EXERCISE AIM:
Go through the data and copy every line exactly, but not the images.

====== EXCERPTED RECORDS ======

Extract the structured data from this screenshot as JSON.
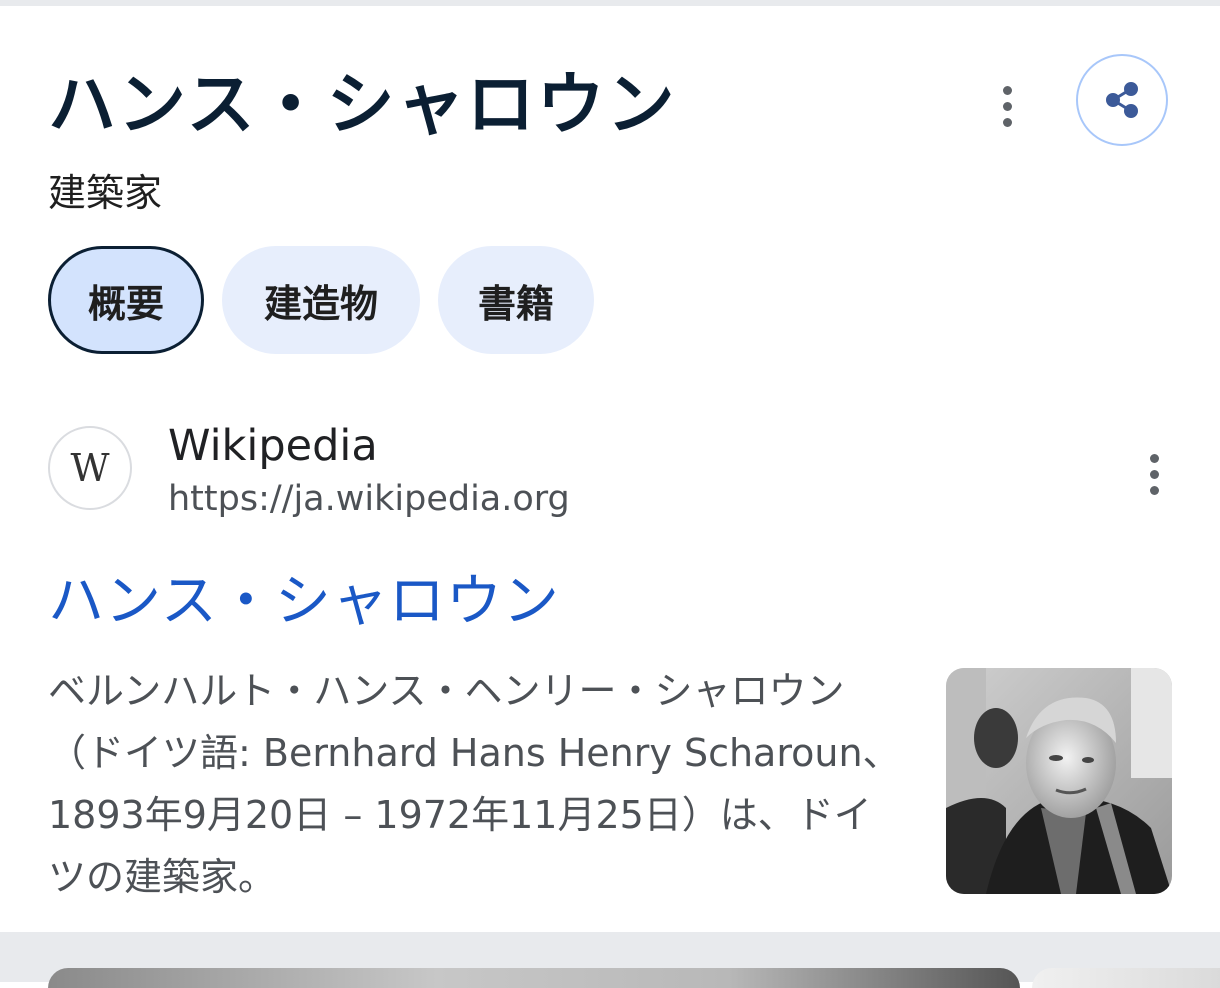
{
  "header": {
    "title": "ハンス・シャロウン",
    "subtitle": "建築家",
    "more_icon": "more-vert-icon",
    "share_icon": "share-icon"
  },
  "tabs": [
    {
      "label": "概要",
      "selected": true
    },
    {
      "label": "建造物",
      "selected": false
    },
    {
      "label": "書籍",
      "selected": false
    }
  ],
  "result": {
    "source_logo": "W",
    "source_name": "Wikipedia",
    "source_url": "https://ja.wikipedia.org",
    "title": "ハンス・シャロウン",
    "snippet": "ベルンハルト・ハンス・ヘンリー・シャロウン（ドイツ語: Bernhard Hans Henry Scharoun、1893年9月20日 – 1972年11月25日）は、ドイツの建築家。",
    "thumbnail": "portrait-photo"
  },
  "colors": {
    "title": "#0b1f33",
    "link": "#1a58c6",
    "chip_bg": "#e7eefc",
    "chip_active_bg": "#d3e3fd",
    "share_border": "#a8c7fa"
  }
}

======

SOLUTION TO THIS PROBLEM:
Extract the structured data from this screenshot as JSON.
{
  "header": {
    "title": "ハンス・シャロウン",
    "subtitle": "建築家",
    "more_icon": "more-vert-icon",
    "share_icon": "share-icon"
  },
  "tabs": [
    {
      "label": "概要",
      "selected": true
    },
    {
      "label": "建造物",
      "selected": false
    },
    {
      "label": "書籍",
      "selected": false
    }
  ],
  "result": {
    "source_logo": "W",
    "source_name": "Wikipedia",
    "source_url": "https://ja.wikipedia.org",
    "title": "ハンス・シャロウン",
    "snippet": "ベルンハルト・ハンス・ヘンリー・シャロウン（ドイツ語: Bernhard Hans Henry Scharoun、1893年9月20日 – 1972年11月25日）は、ドイツの建築家。",
    "thumbnail": "portrait-photo"
  },
  "colors": {
    "title": "#0b1f33",
    "link": "#1a58c6",
    "chip_bg": "#e7eefc",
    "chip_active_bg": "#d3e3fd",
    "share_border": "#a8c7fa"
  }
}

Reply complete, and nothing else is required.